What to produce
Filter the records below for the word "Mexico". Copy each line that holds it.

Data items

● ● ● ● ● ● ●

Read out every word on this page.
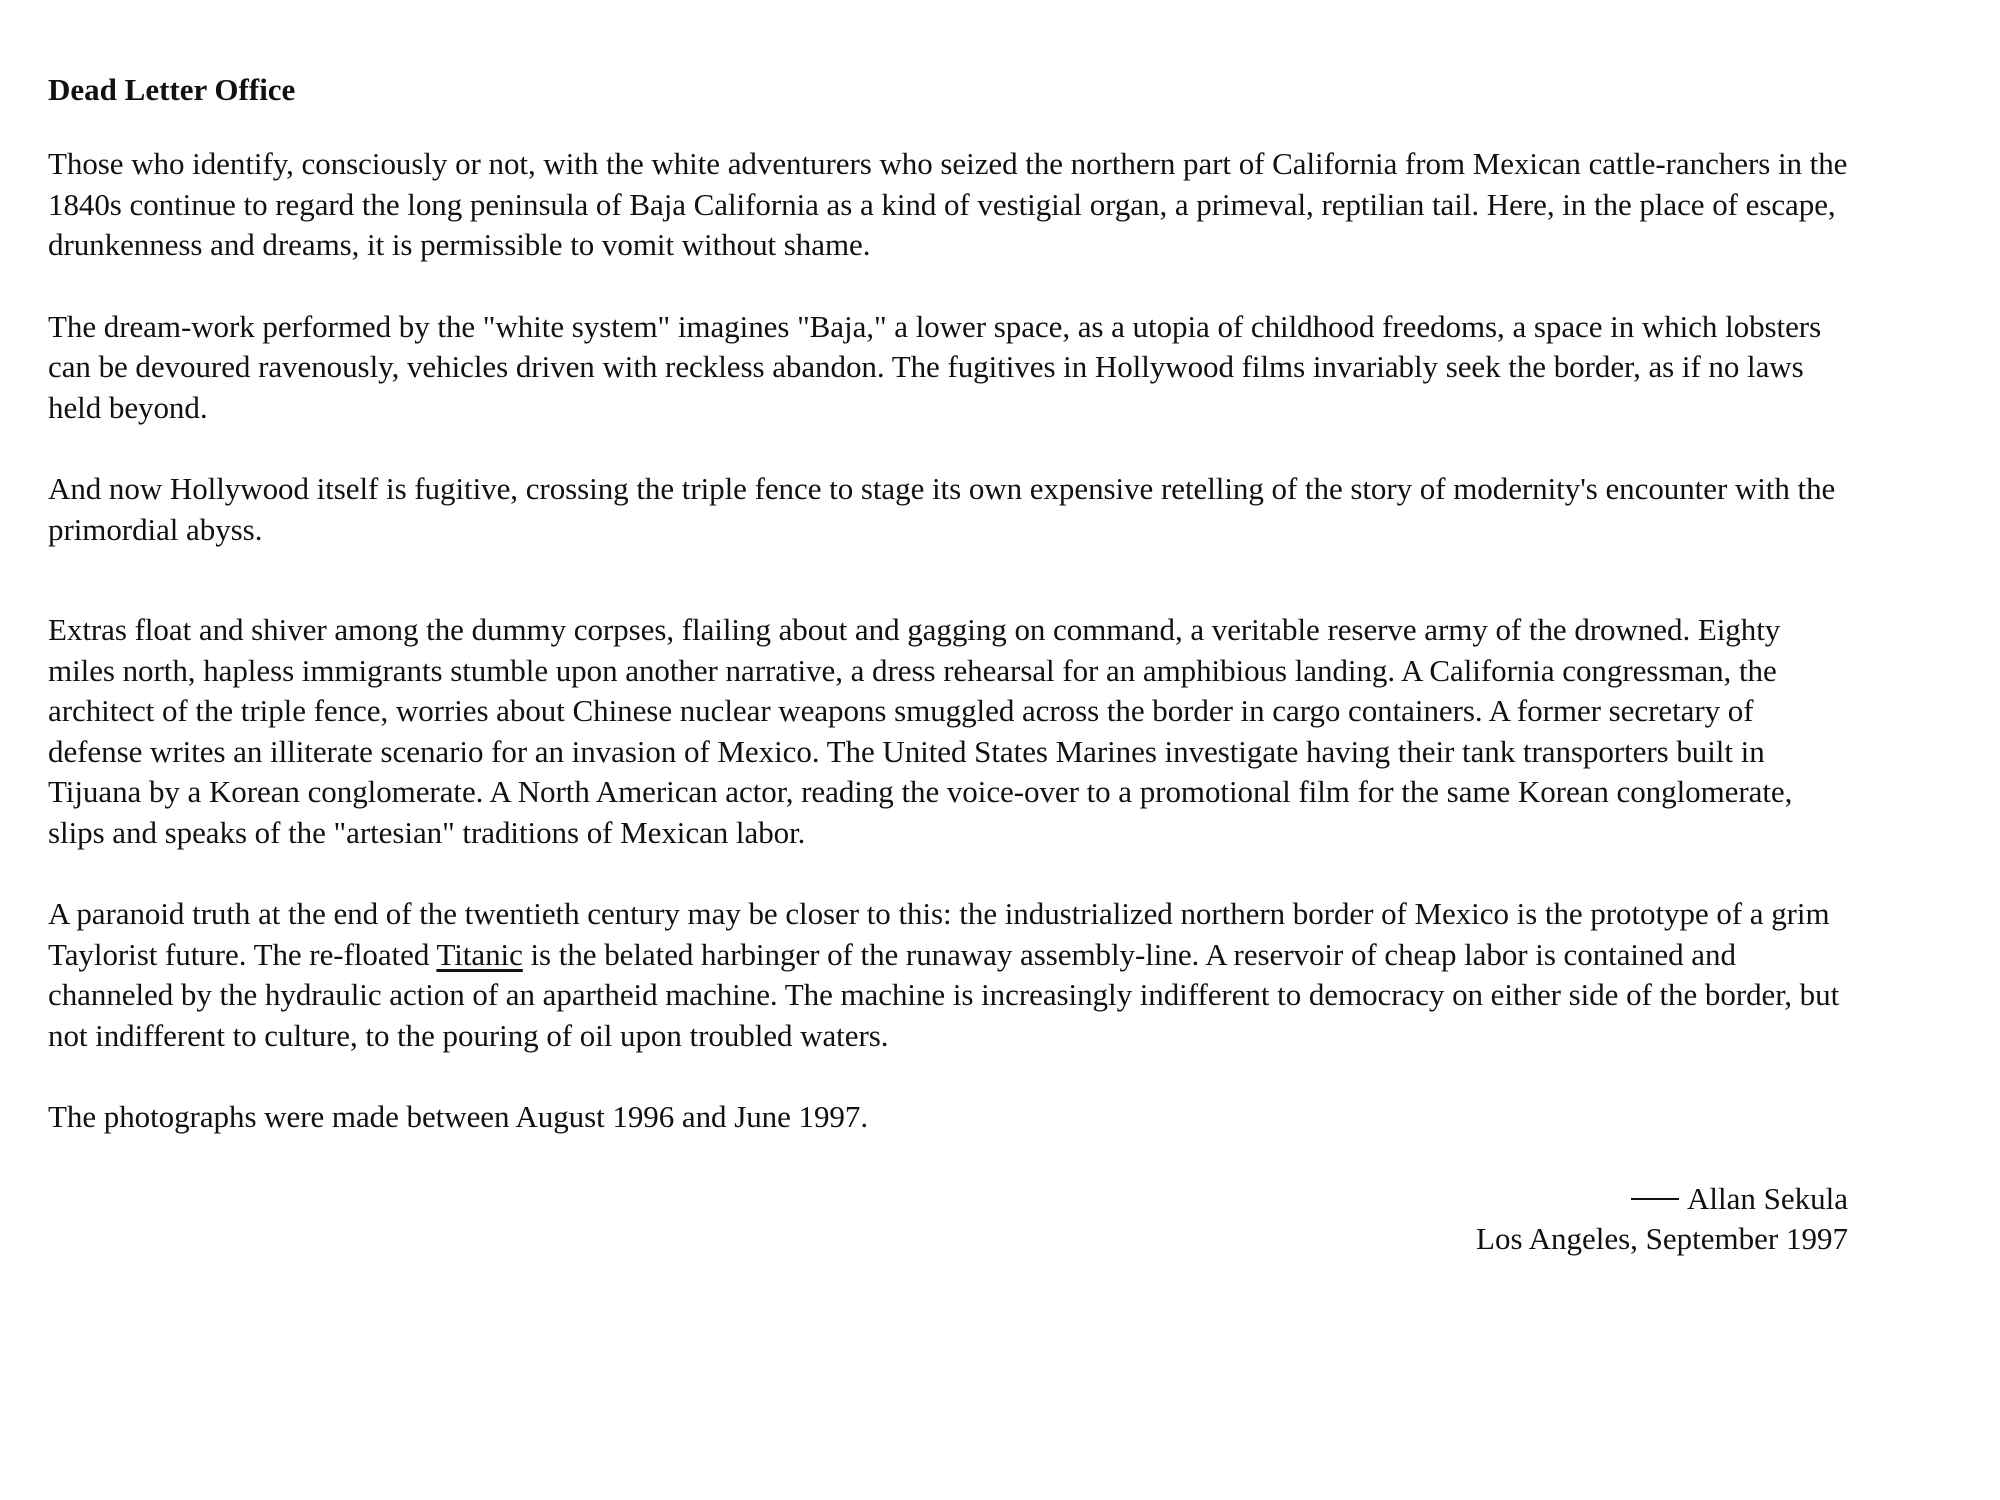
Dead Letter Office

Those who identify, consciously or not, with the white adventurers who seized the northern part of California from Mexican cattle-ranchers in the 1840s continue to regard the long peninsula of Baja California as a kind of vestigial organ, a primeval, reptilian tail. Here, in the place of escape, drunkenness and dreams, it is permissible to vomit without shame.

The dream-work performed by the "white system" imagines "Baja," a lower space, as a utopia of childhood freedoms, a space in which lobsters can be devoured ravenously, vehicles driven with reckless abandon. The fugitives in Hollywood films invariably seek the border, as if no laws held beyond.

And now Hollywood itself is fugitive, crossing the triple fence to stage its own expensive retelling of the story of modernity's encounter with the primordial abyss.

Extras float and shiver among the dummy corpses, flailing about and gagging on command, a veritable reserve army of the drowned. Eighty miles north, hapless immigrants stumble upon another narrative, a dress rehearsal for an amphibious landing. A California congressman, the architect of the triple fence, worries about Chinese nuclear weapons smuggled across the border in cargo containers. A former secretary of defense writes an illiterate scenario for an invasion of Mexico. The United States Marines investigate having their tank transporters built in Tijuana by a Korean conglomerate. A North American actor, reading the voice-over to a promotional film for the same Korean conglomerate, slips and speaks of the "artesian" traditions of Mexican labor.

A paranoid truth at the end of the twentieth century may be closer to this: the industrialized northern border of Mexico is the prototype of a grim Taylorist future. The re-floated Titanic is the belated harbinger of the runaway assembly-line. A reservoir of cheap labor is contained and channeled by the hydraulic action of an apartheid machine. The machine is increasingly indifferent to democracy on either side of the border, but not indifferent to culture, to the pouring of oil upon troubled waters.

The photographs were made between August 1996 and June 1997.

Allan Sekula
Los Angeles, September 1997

● ● ● ● ● ● ●

Result of this exercise
Extras float and shiver among the dummy corpses, flailing about and gagging on command, a veritable reserve army of the drowned. Eighty miles north, hapless immigrants stumble upon another narrative, a dress rehearsal for an amphibious landing. A California congressman, the architect of the triple fence, worries about Chinese nuclear weapons smuggled across the border in cargo containers. A former secretary of defense writes an illiterate scenario for an invasion of Mexico. The United States Marines investigate having their tank transporters built in Tijuana by a Korean conglomerate. A North American actor, reading the voice-over to a promotional film for the same Korean conglomerate, slips and speaks of the "artesian" traditions of Mexican labor.
A paranoid truth at the end of the twentieth century may be closer to this: the industrialized northern border of Mexico is the prototype of a grim Taylorist future. The re-floated Titanic is the belated harbinger of the runaway assembly-line. A reservoir of cheap labor is contained and channeled by the hydraulic action of an apartheid machine. The machine is increasingly indifferent to democracy on either side of the border, but not indifferent to culture, to the pouring of oil upon troubled waters.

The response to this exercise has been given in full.